**What is required**
Transcribe every line exactly and omit anything that is a picture.

####################

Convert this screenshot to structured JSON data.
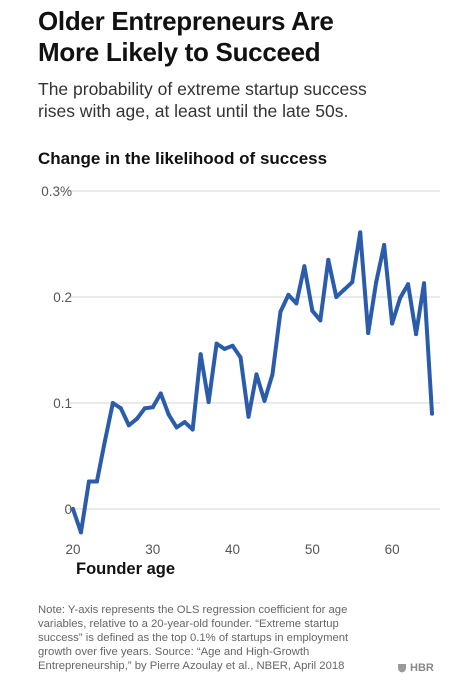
{
  "header": {
    "title_line1": "Older Entrepreneurs Are",
    "title_line2": "More Likely to Succeed",
    "subtitle_line1": "The probability of extreme startup success",
    "subtitle_line2": "rises with age, at least until the late 50s."
  },
  "chart_data": {
    "type": "line",
    "title": "Change in the likelihood of success",
    "xlabel": "Founder age",
    "ylabel": "",
    "xlim": [
      19,
      66
    ],
    "ylim": [
      -0.3,
      3.0
    ],
    "x_ticks": [
      20,
      30,
      40,
      50,
      60
    ],
    "y_ticks": [
      {
        "value": 0,
        "label": "0"
      },
      {
        "value": 1,
        "label": "0.1"
      },
      {
        "value": 2,
        "label": "0.2"
      },
      {
        "value": 3,
        "label": "0.3%"
      }
    ],
    "grid": "horizontal",
    "color": "#2a5cab",
    "x": [
      20,
      21,
      22,
      23,
      24,
      25,
      26,
      27,
      28,
      29,
      30,
      31,
      32,
      33,
      34,
      35,
      36,
      37,
      38,
      39,
      40,
      41,
      42,
      43,
      44,
      45,
      46,
      47,
      48,
      49,
      50,
      51,
      52,
      53,
      54,
      55,
      56,
      57,
      58,
      59,
      60,
      61,
      62,
      63,
      64,
      65
    ],
    "values": [
      0.0,
      -0.22,
      0.26,
      0.26,
      0.64,
      1.0,
      0.95,
      0.79,
      0.85,
      0.95,
      0.96,
      1.09,
      0.89,
      0.77,
      0.82,
      0.75,
      1.46,
      1.01,
      1.56,
      1.51,
      1.54,
      1.43,
      0.87,
      1.27,
      1.02,
      1.27,
      1.86,
      2.02,
      1.94,
      2.29,
      1.87,
      1.78,
      2.35,
      2.0,
      2.07,
      2.14,
      2.61,
      1.66,
      2.14,
      2.49,
      1.75,
      1.99,
      2.12,
      1.65,
      2.13,
      0.9
    ]
  },
  "footer": {
    "note_line1": "Note: Y-axis represents the OLS regression coefficient for age",
    "note_line2": "variables, relative to a 20-year-old founder. “Extreme startup",
    "note_line3": "success” is defined as the top 0.1% of startups in employment",
    "note_line4": "growth over five years. Source: “Age and High-Growth",
    "note_line5": "Entrepreneurship,” by Pierre Azoulay et al., NBER, April 2018",
    "logo_text": "HBR"
  }
}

####################

**Reply to the task**
Convert this screenshot to structured JSON data.
{
  "header": {
    "title_line1": "Older Entrepreneurs Are",
    "title_line2": "More Likely to Succeed",
    "subtitle_line1": "The probability of extreme startup success",
    "subtitle_line2": "rises with age, at least until the late 50s."
  },
  "chart_data": {
    "type": "line",
    "title": "Change in the likelihood of success",
    "xlabel": "Founder age",
    "ylabel": "",
    "xlim": [
      19,
      66
    ],
    "ylim": [
      -0.3,
      3.0
    ],
    "x_ticks": [
      20,
      30,
      40,
      50,
      60
    ],
    "y_ticks": [
      {
        "value": 0,
        "label": "0"
      },
      {
        "value": 1,
        "label": "0.1"
      },
      {
        "value": 2,
        "label": "0.2"
      },
      {
        "value": 3,
        "label": "0.3%"
      }
    ],
    "grid": "horizontal",
    "color": "#2a5cab",
    "x": [
      20,
      21,
      22,
      23,
      24,
      25,
      26,
      27,
      28,
      29,
      30,
      31,
      32,
      33,
      34,
      35,
      36,
      37,
      38,
      39,
      40,
      41,
      42,
      43,
      44,
      45,
      46,
      47,
      48,
      49,
      50,
      51,
      52,
      53,
      54,
      55,
      56,
      57,
      58,
      59,
      60,
      61,
      62,
      63,
      64,
      65
    ],
    "values": [
      0.0,
      -0.22,
      0.26,
      0.26,
      0.64,
      1.0,
      0.95,
      0.79,
      0.85,
      0.95,
      0.96,
      1.09,
      0.89,
      0.77,
      0.82,
      0.75,
      1.46,
      1.01,
      1.56,
      1.51,
      1.54,
      1.43,
      0.87,
      1.27,
      1.02,
      1.27,
      1.86,
      2.02,
      1.94,
      2.29,
      1.87,
      1.78,
      2.35,
      2.0,
      2.07,
      2.14,
      2.61,
      1.66,
      2.14,
      2.49,
      1.75,
      1.99,
      2.12,
      1.65,
      2.13,
      0.9
    ]
  },
  "footer": {
    "note_line1": "Note: Y-axis represents the OLS regression coefficient for age",
    "note_line2": "variables, relative to a 20-year-old founder. “Extreme startup",
    "note_line3": "success” is defined as the top 0.1% of startups in employment",
    "note_line4": "growth over five years. Source: “Age and High-Growth",
    "note_line5": "Entrepreneurship,” by Pierre Azoulay et al., NBER, April 2018",
    "logo_text": "HBR"
  }
}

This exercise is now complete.